# start of Input

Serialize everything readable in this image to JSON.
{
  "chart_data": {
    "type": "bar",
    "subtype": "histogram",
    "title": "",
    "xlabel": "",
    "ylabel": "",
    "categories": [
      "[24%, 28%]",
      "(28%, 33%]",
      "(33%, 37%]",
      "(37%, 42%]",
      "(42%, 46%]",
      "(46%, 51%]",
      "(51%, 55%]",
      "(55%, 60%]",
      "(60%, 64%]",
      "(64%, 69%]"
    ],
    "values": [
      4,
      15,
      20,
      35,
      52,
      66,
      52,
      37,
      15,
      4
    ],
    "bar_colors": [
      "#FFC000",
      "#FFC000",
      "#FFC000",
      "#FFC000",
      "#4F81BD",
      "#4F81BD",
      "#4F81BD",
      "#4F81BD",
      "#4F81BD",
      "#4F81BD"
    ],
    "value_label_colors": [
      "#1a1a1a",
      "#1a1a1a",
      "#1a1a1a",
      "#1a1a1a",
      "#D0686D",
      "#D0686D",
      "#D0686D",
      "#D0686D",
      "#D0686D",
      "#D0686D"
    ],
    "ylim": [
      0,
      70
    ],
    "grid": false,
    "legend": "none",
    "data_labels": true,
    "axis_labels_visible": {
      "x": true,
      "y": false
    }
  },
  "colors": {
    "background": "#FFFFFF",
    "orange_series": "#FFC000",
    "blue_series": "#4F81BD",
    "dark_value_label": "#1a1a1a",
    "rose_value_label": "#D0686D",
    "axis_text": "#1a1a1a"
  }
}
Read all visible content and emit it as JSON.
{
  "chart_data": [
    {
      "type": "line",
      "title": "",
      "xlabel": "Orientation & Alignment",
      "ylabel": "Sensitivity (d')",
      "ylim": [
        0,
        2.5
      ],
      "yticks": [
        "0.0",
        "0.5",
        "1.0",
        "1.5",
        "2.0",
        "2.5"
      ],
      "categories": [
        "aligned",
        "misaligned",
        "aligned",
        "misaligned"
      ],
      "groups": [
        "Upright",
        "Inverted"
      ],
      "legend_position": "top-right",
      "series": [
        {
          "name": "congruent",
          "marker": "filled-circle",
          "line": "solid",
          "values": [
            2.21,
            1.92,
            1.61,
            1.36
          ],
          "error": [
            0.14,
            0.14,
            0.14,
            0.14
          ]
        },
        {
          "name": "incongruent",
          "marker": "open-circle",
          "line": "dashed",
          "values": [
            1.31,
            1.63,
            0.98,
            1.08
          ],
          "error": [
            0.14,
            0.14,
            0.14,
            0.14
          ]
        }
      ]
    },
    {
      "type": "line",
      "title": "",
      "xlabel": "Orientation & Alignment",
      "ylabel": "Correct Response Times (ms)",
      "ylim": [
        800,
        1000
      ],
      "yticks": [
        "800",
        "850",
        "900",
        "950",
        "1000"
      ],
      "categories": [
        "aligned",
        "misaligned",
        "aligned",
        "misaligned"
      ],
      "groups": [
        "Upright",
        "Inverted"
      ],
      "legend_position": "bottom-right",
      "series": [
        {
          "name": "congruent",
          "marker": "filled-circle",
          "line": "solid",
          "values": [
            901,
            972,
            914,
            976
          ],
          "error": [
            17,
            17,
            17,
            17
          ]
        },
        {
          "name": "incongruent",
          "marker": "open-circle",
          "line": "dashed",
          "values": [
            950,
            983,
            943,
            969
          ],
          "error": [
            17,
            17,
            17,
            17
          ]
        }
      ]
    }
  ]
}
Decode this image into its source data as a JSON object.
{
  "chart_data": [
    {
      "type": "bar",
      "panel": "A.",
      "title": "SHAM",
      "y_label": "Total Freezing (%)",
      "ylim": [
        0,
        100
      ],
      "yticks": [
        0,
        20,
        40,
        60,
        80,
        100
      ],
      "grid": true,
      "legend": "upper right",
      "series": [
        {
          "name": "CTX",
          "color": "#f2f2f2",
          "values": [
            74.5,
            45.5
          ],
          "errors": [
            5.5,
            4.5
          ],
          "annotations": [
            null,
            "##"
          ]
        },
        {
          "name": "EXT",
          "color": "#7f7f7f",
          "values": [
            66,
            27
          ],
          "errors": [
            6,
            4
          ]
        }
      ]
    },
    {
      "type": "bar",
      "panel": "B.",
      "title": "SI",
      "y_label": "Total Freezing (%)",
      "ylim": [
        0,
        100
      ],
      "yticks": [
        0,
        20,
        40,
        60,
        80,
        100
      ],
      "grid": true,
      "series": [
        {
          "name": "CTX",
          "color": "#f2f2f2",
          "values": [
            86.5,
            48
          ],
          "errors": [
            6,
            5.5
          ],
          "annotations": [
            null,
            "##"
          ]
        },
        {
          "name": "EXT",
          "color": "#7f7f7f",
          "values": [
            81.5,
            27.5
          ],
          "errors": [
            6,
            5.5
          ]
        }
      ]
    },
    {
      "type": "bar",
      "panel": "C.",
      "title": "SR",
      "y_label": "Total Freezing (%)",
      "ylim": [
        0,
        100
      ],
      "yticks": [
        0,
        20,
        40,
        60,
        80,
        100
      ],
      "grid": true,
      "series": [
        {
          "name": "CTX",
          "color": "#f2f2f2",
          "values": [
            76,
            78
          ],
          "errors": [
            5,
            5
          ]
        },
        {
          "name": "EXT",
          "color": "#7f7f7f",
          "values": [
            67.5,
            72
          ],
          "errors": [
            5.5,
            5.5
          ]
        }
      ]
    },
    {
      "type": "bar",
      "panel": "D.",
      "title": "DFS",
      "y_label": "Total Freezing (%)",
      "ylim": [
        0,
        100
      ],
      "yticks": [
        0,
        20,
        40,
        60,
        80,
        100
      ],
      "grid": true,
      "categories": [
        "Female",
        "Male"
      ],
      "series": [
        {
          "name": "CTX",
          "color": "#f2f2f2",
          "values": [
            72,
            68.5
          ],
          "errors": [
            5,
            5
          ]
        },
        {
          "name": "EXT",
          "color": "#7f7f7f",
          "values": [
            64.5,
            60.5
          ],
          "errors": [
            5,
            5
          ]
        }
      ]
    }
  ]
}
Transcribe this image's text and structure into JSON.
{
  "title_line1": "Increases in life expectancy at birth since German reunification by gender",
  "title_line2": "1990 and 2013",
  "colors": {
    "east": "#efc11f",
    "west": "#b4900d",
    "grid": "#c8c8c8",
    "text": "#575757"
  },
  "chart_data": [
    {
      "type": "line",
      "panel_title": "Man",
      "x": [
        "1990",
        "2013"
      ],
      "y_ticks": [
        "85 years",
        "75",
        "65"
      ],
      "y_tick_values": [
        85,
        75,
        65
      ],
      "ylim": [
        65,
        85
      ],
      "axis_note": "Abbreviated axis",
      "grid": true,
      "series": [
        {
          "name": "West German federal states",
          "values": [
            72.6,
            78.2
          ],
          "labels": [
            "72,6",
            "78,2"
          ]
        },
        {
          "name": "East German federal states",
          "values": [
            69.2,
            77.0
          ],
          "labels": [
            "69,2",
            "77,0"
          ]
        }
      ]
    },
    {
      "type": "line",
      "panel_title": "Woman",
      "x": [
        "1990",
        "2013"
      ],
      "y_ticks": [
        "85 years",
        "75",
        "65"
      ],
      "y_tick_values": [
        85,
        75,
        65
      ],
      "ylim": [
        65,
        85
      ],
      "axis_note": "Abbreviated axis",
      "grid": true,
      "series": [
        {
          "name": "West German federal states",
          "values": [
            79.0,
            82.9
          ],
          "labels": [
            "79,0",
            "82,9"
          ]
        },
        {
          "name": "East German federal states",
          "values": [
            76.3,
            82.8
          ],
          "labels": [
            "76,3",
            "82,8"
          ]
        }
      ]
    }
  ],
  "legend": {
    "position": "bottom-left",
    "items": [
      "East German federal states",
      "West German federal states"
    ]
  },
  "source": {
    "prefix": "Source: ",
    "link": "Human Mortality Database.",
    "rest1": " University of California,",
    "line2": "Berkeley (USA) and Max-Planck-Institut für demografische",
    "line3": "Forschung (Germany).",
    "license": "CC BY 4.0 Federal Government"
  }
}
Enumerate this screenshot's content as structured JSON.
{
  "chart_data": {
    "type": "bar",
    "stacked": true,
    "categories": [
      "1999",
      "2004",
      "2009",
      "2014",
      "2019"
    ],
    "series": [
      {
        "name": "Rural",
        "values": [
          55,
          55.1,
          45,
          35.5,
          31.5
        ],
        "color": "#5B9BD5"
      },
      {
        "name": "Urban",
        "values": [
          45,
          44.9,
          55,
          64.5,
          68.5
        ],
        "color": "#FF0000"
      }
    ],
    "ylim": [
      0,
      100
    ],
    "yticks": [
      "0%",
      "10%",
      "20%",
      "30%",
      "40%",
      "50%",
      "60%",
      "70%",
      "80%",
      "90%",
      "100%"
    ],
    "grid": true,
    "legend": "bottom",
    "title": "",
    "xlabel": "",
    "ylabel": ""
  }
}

# end of Input

**Job**
Determine the number of lines in the entries above where the string "into" appears. Answer with the number alone.

**Written reply**
2